Extract to read:
Patrick Hemphill: Diversifying Business Services To Stay Competitive

Hemphill headshot square

Tuck was instrumental in giving us ideas on how to grow. The lessons learned in the Growing program helped us be more aggressive in our business planning and weather some of the toughest economic times in recent history.

– Patrick Hemphill

By Anita Warren; Getting Ink Done

Imagine having the tools to reduce a seven-hour assignment to three or four hours. You’d cut your labor cost in half, right? Multiply that by, say, 1,400 and now you’re talking the kind of math most businesses dream of. For Dallas-based HCI IT Services, it’s a dream come true.

Actually, HCI realized that dream for one of their clients, engineering giant CB&I, which needed to reduce the time it took to complete the task of surveying more than 1,000 cell towers. “We went to CB&I and said, ‘We can develop a mobile app for you that will automate this entire process,’ and that’s what we did,” says HCI CEO Patrick Hemphill. “We were able to build a mobile application that mimicked exactly what that technician does in the field, so instead of writing everything down and faxing it in, the mobile app captures the data and takes all the photos. We also built a back-end system so that when that data is transmitted to the server, it’s automatically formatted and CB&I doesn’t have to do any reformatting.”

The project reflects the heart of HCI’s mission statement, which vows to “provide solutions that help our clients drive growth, control costs, retain customers [and] improve productivity.”

[Records from a collection]
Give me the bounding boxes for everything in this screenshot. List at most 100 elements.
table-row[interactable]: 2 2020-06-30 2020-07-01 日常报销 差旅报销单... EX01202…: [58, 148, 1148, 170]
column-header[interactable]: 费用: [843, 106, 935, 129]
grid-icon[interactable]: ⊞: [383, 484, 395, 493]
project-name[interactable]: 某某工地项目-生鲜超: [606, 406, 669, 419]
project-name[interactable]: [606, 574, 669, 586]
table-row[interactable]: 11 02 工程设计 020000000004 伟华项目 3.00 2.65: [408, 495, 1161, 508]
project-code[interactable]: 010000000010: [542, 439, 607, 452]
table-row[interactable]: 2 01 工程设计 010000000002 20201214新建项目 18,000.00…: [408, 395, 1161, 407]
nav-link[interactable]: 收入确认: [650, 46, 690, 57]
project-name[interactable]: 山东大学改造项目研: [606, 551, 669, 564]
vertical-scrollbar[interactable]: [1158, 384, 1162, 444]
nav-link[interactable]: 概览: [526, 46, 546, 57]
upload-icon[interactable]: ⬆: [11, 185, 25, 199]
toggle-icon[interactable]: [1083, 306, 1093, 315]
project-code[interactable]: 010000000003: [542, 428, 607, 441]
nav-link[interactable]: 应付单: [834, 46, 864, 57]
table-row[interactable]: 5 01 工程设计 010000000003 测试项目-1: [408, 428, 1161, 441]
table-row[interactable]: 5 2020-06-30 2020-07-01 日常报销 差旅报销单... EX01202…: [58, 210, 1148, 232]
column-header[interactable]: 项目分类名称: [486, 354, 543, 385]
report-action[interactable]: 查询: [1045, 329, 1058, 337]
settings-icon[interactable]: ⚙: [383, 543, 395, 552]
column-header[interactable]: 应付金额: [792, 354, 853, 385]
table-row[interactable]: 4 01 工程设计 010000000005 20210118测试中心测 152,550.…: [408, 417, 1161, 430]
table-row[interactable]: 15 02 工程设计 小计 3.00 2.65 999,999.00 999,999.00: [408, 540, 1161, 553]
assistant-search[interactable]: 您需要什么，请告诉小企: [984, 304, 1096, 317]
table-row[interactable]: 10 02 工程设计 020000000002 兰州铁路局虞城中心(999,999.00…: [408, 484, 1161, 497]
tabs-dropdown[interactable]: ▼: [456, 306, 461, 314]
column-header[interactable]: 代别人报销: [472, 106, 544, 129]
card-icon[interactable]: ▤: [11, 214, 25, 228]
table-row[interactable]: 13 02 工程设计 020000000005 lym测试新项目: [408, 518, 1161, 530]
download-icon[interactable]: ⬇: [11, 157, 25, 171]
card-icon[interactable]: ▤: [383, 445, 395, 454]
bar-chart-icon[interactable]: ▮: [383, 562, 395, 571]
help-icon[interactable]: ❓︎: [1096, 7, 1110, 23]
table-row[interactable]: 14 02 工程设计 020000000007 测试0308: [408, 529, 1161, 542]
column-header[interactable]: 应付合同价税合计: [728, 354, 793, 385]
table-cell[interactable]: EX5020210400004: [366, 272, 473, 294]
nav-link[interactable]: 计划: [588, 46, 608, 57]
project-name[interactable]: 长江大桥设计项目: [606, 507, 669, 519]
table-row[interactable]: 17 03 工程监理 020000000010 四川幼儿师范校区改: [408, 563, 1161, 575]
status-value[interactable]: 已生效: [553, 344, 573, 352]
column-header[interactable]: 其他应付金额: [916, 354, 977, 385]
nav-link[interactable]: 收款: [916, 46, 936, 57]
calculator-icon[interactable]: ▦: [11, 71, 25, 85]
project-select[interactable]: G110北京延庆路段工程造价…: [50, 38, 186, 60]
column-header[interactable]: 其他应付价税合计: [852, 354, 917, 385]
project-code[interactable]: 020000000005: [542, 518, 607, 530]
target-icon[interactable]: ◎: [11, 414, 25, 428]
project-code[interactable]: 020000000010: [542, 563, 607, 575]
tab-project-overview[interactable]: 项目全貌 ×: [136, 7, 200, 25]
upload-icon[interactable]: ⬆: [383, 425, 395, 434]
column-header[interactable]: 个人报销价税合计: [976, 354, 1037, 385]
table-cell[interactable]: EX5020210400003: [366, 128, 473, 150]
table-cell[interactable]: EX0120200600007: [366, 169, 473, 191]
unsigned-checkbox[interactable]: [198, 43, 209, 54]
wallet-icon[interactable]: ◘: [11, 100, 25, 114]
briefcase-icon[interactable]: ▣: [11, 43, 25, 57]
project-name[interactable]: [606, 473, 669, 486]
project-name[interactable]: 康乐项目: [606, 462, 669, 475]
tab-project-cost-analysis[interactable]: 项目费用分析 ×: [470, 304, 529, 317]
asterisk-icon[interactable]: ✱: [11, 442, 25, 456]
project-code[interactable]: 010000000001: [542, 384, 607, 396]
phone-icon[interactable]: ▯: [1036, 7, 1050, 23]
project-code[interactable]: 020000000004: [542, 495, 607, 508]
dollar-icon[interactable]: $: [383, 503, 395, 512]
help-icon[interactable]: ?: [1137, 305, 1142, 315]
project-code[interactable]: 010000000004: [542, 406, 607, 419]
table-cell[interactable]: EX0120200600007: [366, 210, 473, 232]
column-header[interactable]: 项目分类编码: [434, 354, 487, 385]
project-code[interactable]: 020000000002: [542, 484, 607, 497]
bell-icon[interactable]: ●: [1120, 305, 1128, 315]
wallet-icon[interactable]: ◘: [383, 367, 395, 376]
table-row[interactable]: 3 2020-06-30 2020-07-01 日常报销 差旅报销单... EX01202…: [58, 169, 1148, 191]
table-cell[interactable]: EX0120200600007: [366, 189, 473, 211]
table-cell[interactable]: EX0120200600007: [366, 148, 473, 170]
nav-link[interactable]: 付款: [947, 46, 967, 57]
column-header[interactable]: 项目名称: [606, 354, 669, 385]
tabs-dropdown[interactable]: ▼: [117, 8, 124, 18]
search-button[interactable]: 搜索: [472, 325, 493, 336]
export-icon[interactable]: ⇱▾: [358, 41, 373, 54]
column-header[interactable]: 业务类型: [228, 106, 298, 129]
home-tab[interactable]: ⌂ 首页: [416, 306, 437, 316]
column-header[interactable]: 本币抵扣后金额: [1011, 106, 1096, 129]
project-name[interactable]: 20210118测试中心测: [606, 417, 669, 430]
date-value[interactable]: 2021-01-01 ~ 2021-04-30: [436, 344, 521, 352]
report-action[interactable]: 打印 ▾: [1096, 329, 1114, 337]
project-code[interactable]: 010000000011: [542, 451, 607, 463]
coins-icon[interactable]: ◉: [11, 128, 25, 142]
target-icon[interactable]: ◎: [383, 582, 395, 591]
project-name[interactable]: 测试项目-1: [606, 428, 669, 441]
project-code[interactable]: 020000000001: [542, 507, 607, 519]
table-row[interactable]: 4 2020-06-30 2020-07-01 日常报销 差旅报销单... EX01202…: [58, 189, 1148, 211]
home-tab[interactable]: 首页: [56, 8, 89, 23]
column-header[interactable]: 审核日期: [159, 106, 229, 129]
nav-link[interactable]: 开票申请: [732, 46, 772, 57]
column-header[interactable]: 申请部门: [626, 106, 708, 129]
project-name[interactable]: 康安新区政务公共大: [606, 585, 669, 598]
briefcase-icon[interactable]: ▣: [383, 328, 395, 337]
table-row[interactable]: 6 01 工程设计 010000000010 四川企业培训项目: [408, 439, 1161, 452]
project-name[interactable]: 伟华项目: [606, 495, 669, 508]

Tasks:
1. Decide whether each statement agrees with the HCI IT Services profile, answering yes or no and quoting the words from the profile that settle it: (a) HCI IT Services is based in Dallas. (b) With the mobile app, technicians still fax their field data in. (c) CB&I must reformat the data after it reaches the server.
2. According to the HCI IT Services profile, what task did CB&I need to complete in less time?

Expected results:
1.
(a) Yes: "For Dallas-based HCI IT Services"
(b) No: "instead of writing everything down and faxing it in, the mobile app captures the data and takes all the photos"
(c) No: "it’s automatically formatted and CB&I doesn’t have to do any reformatting"

2. Surveying more than 1,000 cell towers.